§ WHAT IS ASKED
Wherever a line holds the word "type", copy that line out.
-- START SOURCE MATERIAL --
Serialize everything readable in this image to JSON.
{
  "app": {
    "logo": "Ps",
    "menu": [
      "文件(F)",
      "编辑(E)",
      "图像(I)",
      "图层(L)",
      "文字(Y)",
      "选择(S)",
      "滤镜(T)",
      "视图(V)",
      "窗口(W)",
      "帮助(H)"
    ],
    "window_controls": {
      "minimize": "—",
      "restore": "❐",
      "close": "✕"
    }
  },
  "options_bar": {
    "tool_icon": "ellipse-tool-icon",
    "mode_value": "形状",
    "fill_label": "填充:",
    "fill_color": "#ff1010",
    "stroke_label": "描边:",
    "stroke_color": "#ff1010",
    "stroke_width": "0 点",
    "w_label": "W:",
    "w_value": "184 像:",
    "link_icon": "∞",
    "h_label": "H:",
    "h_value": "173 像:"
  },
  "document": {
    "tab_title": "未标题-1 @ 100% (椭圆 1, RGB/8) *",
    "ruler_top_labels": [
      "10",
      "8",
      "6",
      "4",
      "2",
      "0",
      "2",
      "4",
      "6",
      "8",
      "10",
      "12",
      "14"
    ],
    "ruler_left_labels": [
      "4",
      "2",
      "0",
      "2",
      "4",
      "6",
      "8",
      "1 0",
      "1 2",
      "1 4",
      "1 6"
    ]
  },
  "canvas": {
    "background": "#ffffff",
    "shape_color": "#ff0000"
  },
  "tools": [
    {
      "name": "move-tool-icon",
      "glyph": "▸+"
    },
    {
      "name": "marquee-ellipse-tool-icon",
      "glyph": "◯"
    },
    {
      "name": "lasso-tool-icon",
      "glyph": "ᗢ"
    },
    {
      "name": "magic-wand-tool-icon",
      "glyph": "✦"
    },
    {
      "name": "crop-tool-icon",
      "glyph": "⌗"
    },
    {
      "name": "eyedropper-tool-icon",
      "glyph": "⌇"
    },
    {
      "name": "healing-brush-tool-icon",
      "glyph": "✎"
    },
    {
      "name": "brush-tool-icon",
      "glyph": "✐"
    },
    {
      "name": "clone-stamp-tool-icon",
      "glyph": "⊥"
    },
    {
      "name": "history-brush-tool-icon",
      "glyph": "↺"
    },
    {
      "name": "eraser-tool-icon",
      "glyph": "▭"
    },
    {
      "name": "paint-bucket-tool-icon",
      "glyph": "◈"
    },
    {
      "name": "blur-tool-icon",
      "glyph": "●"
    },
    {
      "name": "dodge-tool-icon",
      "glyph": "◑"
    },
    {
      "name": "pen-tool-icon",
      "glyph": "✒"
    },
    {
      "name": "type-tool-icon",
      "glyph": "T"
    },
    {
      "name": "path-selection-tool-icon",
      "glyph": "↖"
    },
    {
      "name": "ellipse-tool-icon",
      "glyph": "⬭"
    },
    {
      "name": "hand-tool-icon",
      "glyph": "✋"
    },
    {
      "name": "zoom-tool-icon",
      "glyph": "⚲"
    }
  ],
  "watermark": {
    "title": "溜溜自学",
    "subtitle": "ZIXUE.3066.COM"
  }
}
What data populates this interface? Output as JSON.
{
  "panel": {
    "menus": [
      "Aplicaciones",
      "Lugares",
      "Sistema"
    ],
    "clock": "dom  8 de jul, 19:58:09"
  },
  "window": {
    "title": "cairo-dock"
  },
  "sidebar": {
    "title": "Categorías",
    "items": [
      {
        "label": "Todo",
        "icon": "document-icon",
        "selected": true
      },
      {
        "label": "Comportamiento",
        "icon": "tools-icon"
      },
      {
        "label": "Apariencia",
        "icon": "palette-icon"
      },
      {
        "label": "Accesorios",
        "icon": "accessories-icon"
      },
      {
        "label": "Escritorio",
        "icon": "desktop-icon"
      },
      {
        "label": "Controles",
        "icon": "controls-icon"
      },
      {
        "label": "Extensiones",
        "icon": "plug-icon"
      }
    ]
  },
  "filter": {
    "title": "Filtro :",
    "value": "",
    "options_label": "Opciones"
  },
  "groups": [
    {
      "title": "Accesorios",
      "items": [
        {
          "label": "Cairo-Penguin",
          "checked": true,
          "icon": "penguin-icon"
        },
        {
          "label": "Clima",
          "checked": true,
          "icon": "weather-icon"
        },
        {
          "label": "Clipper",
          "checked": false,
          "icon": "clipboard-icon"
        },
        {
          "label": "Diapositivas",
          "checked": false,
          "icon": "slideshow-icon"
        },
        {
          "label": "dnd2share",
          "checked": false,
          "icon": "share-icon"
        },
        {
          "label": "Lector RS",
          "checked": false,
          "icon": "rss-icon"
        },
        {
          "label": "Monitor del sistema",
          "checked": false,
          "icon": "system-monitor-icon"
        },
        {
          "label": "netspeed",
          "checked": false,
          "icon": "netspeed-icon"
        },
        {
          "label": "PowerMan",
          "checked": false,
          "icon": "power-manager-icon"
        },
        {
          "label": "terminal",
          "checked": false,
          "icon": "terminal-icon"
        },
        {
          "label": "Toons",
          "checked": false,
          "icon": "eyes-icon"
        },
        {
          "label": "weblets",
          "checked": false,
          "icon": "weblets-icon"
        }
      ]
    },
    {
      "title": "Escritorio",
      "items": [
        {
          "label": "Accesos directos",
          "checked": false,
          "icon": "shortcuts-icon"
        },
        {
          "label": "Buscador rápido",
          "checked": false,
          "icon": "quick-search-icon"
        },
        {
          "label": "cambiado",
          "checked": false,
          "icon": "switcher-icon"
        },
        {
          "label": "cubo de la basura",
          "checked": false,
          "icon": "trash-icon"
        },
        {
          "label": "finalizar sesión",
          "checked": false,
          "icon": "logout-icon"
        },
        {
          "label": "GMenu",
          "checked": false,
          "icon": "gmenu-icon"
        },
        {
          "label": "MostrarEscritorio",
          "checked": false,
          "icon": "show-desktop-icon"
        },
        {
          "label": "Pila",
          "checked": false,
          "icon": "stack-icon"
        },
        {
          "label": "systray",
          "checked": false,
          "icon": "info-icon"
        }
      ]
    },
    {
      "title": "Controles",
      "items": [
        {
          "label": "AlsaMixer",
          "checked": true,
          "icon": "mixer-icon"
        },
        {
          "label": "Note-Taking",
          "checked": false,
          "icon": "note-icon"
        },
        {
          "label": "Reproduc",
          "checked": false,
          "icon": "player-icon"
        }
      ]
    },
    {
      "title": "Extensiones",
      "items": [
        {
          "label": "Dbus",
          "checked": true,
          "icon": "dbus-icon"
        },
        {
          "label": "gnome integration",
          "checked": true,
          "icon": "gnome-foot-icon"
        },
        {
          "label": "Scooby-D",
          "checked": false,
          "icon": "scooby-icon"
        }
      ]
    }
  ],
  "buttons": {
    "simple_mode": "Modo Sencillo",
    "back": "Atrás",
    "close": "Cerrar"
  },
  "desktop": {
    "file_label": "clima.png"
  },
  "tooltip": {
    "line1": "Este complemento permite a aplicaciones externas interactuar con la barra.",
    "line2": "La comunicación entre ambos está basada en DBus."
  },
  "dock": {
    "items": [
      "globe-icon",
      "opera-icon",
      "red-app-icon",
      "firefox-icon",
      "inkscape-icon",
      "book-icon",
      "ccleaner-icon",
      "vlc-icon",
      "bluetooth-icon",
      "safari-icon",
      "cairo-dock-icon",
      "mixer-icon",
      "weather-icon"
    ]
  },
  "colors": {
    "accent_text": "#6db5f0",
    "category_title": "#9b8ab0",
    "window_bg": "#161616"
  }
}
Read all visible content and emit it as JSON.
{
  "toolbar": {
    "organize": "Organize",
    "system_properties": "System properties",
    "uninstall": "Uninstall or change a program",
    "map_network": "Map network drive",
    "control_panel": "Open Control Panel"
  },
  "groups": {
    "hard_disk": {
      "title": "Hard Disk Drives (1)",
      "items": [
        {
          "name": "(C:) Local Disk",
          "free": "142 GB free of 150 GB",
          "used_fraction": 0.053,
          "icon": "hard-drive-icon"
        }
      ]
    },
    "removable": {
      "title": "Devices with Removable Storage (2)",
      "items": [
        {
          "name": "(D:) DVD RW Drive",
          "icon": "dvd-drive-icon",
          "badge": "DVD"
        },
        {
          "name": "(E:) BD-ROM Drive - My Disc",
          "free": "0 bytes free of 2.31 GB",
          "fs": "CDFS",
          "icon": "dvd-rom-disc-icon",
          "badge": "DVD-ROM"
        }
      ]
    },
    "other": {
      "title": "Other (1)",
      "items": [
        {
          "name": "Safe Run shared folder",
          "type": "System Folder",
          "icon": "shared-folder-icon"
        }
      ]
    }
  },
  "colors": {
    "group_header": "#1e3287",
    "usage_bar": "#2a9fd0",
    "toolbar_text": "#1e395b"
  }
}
-- END SOURCE MATERIAL --
§ OUTPUT FOR THIS EXERCISE
      "name": "type-tool-icon",
          "type": "System Folder",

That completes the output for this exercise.